• **Exercise prompt**
Can you output the material exactly as written, minus any pictures it holds?

• **Data provided**
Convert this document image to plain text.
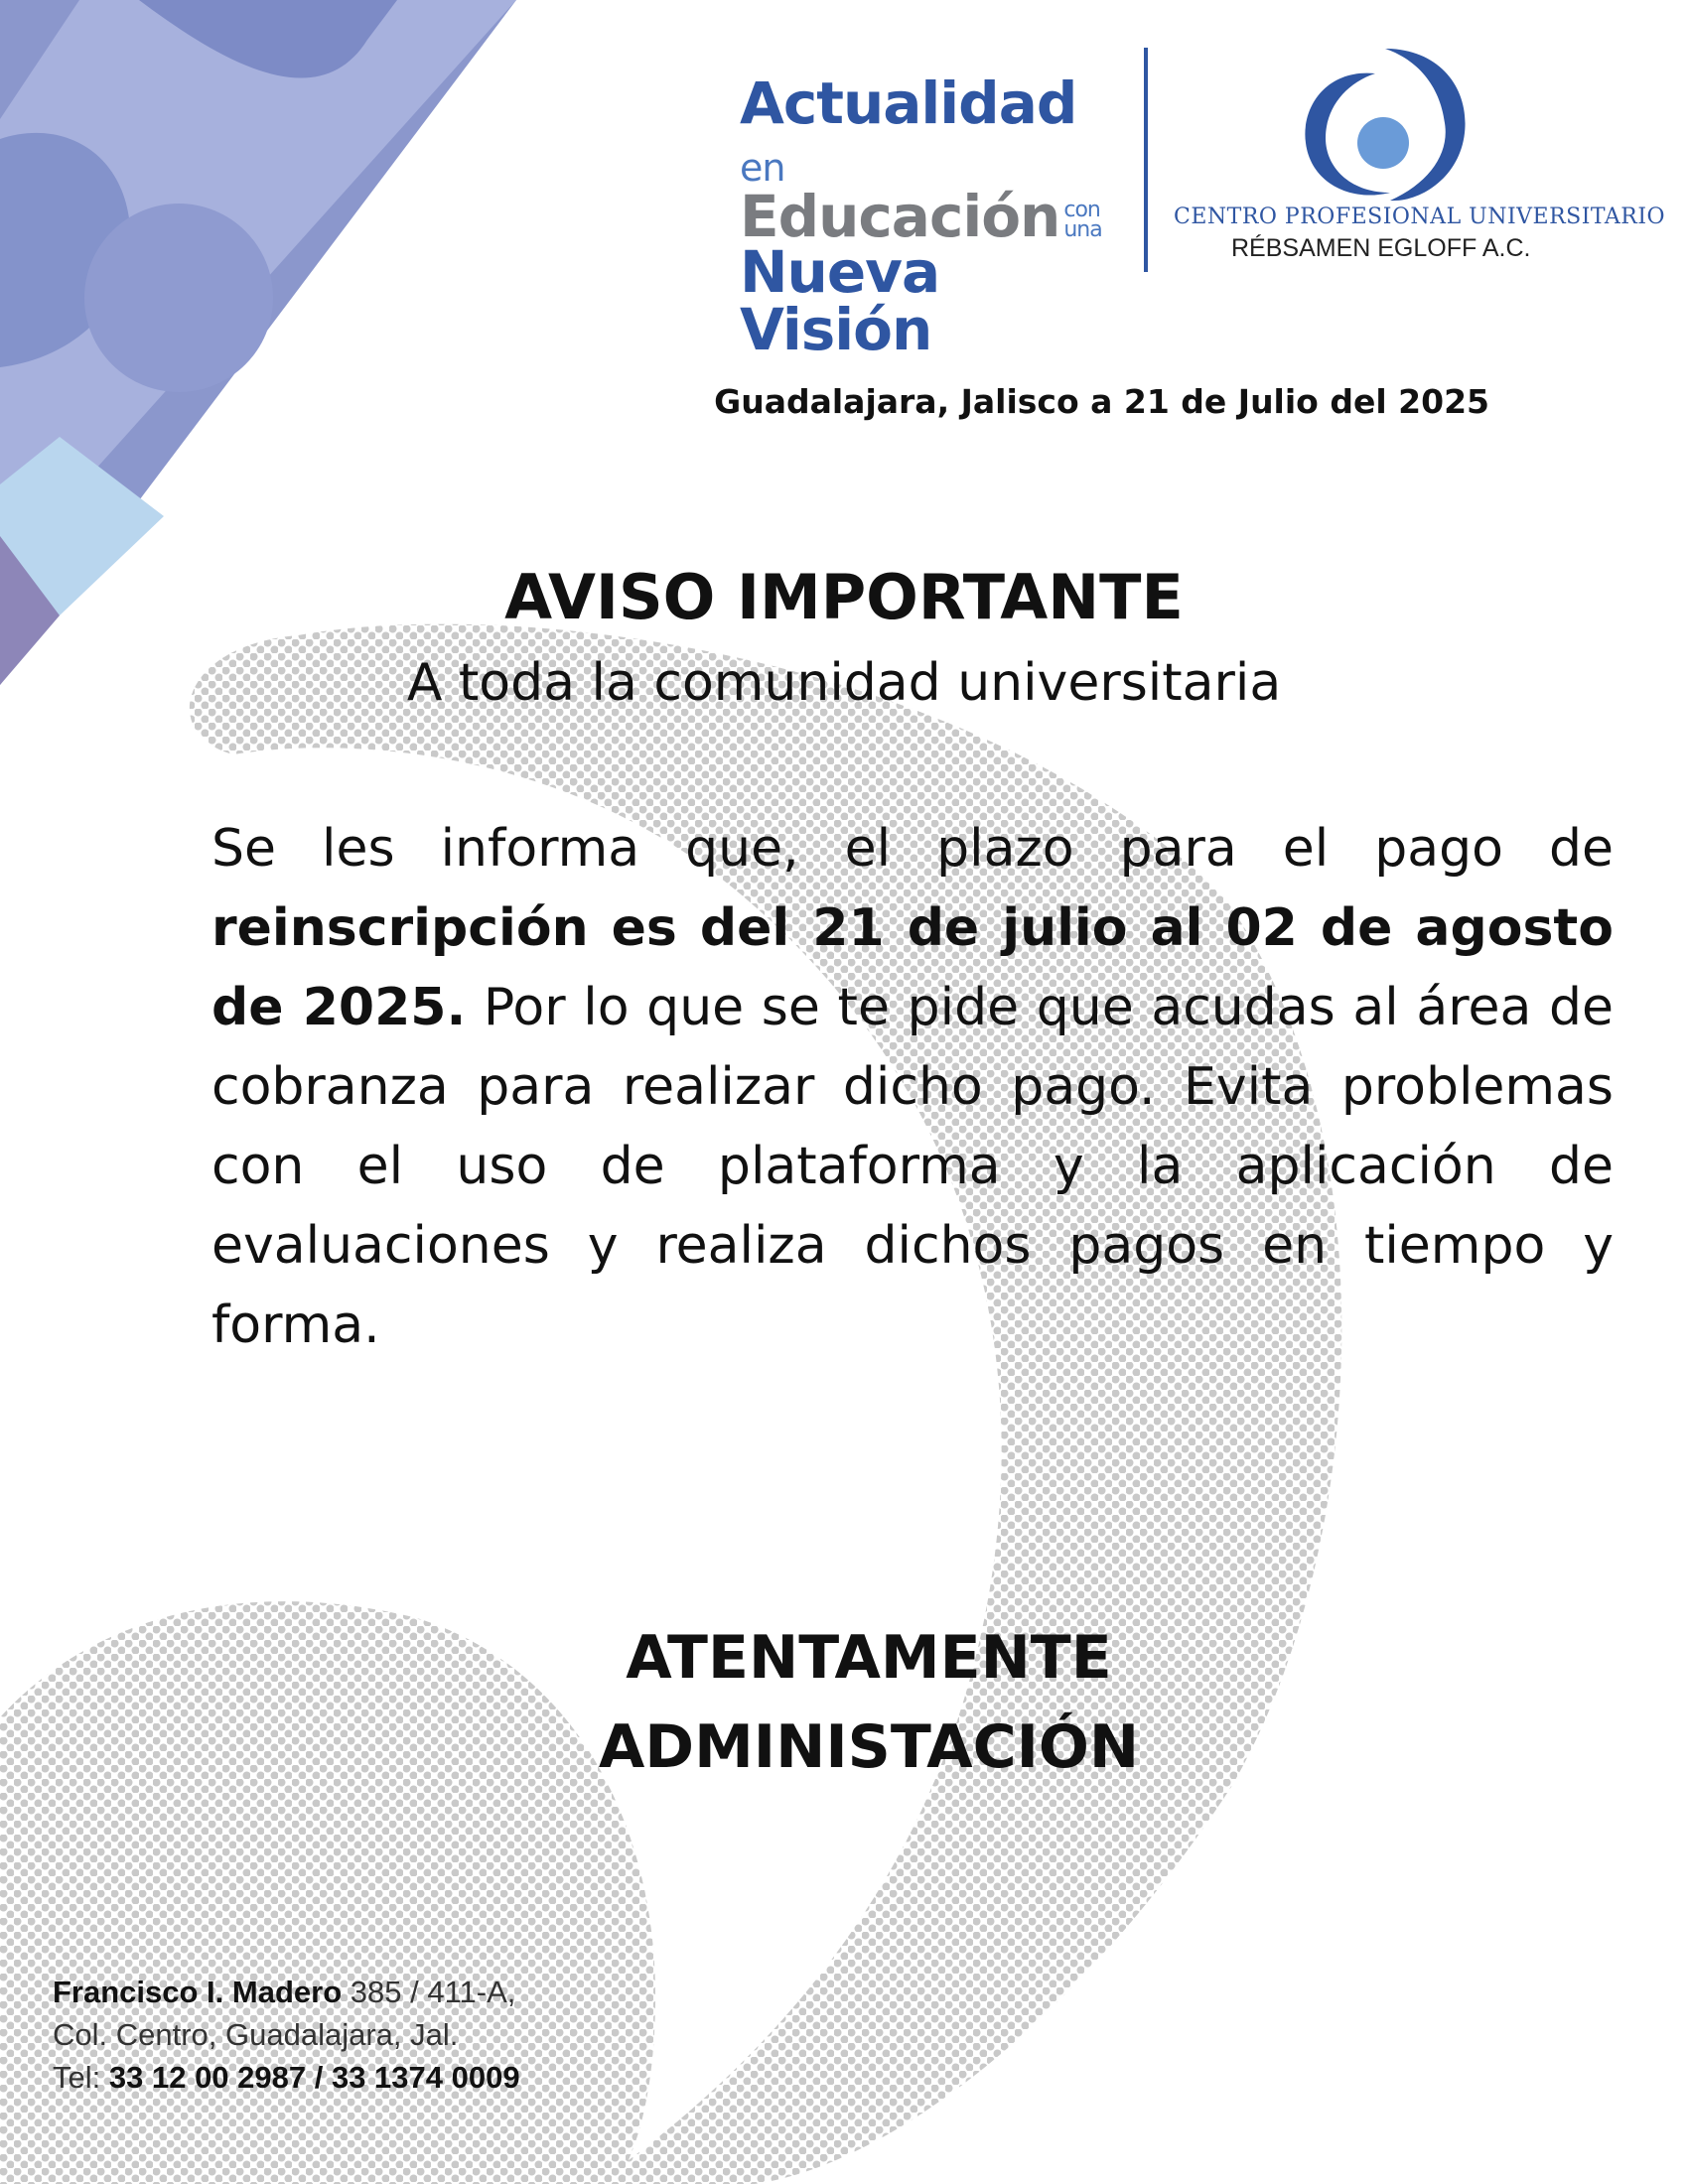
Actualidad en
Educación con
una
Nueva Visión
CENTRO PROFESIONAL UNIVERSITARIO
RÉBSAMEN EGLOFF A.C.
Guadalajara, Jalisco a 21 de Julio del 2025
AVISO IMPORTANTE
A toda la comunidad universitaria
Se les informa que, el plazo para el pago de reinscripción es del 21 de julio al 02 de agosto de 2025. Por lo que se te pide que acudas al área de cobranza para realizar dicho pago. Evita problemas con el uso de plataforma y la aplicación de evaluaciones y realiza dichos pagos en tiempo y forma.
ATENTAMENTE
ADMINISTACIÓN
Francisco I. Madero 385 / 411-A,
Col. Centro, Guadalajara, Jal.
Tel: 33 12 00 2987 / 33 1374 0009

• **Finished answer**
Convert this document image to plain text.
Actualidad en
Educación con
una
Nueva Visión
CENTRO PROFESIONAL UNIVERSITARIO
RÉBSAMEN EGLOFF A.C.
Guadalajara, Jalisco a 21 de Julio del 2025
AVISO IMPORTANTE
A toda la comunidad universitaria
Se les informa que, el plazo para el pago de reinscripción es del 21 de julio al 02 de agosto de 2025. Por lo que se te pide que acudas al área de cobranza para realizar dicho pago. Evita problemas con el uso de plataforma y la aplicación de evaluaciones y realiza dichos pagos en tiempo y forma.
ATENTAMENTE
ADMINISTACIÓN
Francisco I. Madero 385 / 411-A,
Col. Centro, Guadalajara, Jal.
Tel: 33 12 00 2987 / 33 1374 0009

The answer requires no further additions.